Items from a figure collection:
--- BEGIN ---

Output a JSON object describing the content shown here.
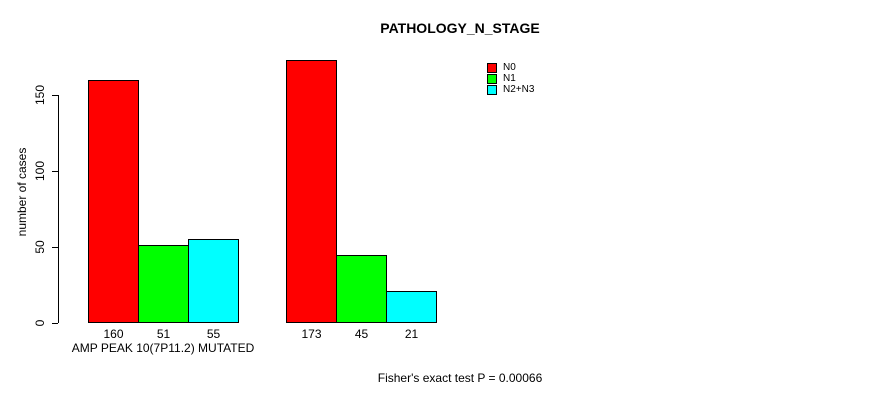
{
  "chart_data": {
    "type": "bar",
    "title": "PATHOLOGY_N_STAGE",
    "ylabel": "number of cases",
    "xlabel": "AMP PEAK 10(7P11.2) MUTATED",
    "yticks": [
      0,
      50,
      100,
      150
    ],
    "ylim": [
      0,
      175
    ],
    "grid": false,
    "legend_position": "top-right",
    "group_count": 2,
    "series": [
      {
        "name": "N0",
        "color": "#FF0000",
        "values": [
          160,
          173
        ]
      },
      {
        "name": "N1",
        "color": "#00FF00",
        "values": [
          51,
          45
        ]
      },
      {
        "name": "N2+N3",
        "color": "#00FFFF",
        "values": [
          55,
          21
        ]
      }
    ],
    "bar_value_labels": true,
    "annotation": "Fisher's exact test P = 0.00066"
  },
  "colors": {
    "bar_border": "#000000",
    "text": "#000000",
    "background": "#FFFFFF"
  }
}
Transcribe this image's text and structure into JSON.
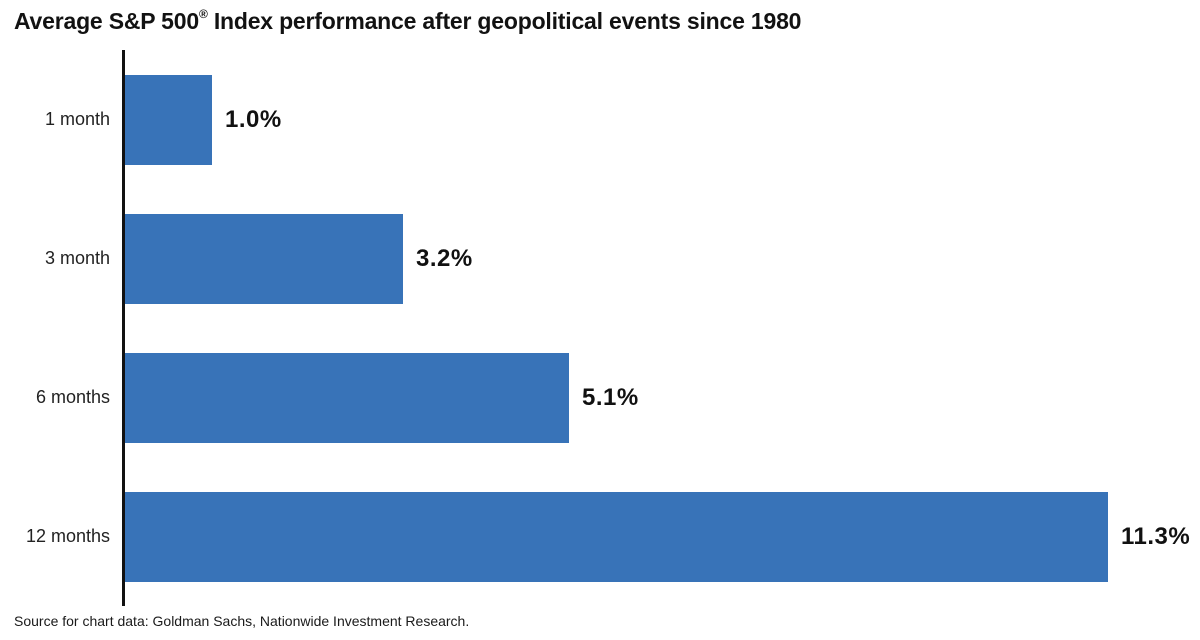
{
  "title": {
    "prefix": "Average S&P 500",
    "registered_mark": "®",
    "suffix": " Index performance after geopolitical events since 1980"
  },
  "source_note": "Source for chart data: Goldman Sachs, Nationwide Investment Research.",
  "chart_data": {
    "type": "bar",
    "orientation": "horizontal",
    "title": "Average S&P 500® Index performance after geopolitical events since 1980",
    "categories": [
      "1 month",
      "3 month",
      "6 months",
      "12 months"
    ],
    "values": [
      1.0,
      3.2,
      5.1,
      11.3
    ],
    "value_labels": [
      "1.0%",
      "3.2%",
      "5.1%",
      "11.3%"
    ],
    "unit": "%",
    "xlabel": "",
    "ylabel": "",
    "xlim": [
      0,
      12.4
    ],
    "grid": false,
    "legend": false,
    "source": "Source for chart data: Goldman Sachs, Nationwide Investment Research.",
    "colors": {
      "bar": "#3873b8",
      "axis": "#111111",
      "title_text": "#121212",
      "category_text": "#222222",
      "value_text": "#111111",
      "background": "#ffffff"
    }
  }
}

--- END ---

» **Your instructions**
From the line containing "Transcribe this image's" through the last line of the material above, write out each line exactly, leaving aside all pictures.

» **Result of this task**
Transcribe this image's text and structure into JSON.
{
  "title": {
    "prefix": "Average S&P 500",
    "registered_mark": "®",
    "suffix": " Index performance after geopolitical events since 1980"
  },
  "source_note": "Source for chart data: Goldman Sachs, Nationwide Investment Research.",
  "chart_data": {
    "type": "bar",
    "orientation": "horizontal",
    "title": "Average S&P 500® Index performance after geopolitical events since 1980",
    "categories": [
      "1 month",
      "3 month",
      "6 months",
      "12 months"
    ],
    "values": [
      1.0,
      3.2,
      5.1,
      11.3
    ],
    "value_labels": [
      "1.0%",
      "3.2%",
      "5.1%",
      "11.3%"
    ],
    "unit": "%",
    "xlabel": "",
    "ylabel": "",
    "xlim": [
      0,
      12.4
    ],
    "grid": false,
    "legend": false,
    "source": "Source for chart data: Goldman Sachs, Nationwide Investment Research.",
    "colors": {
      "bar": "#3873b8",
      "axis": "#111111",
      "title_text": "#121212",
      "category_text": "#222222",
      "value_text": "#111111",
      "background": "#ffffff"
    }
  }
}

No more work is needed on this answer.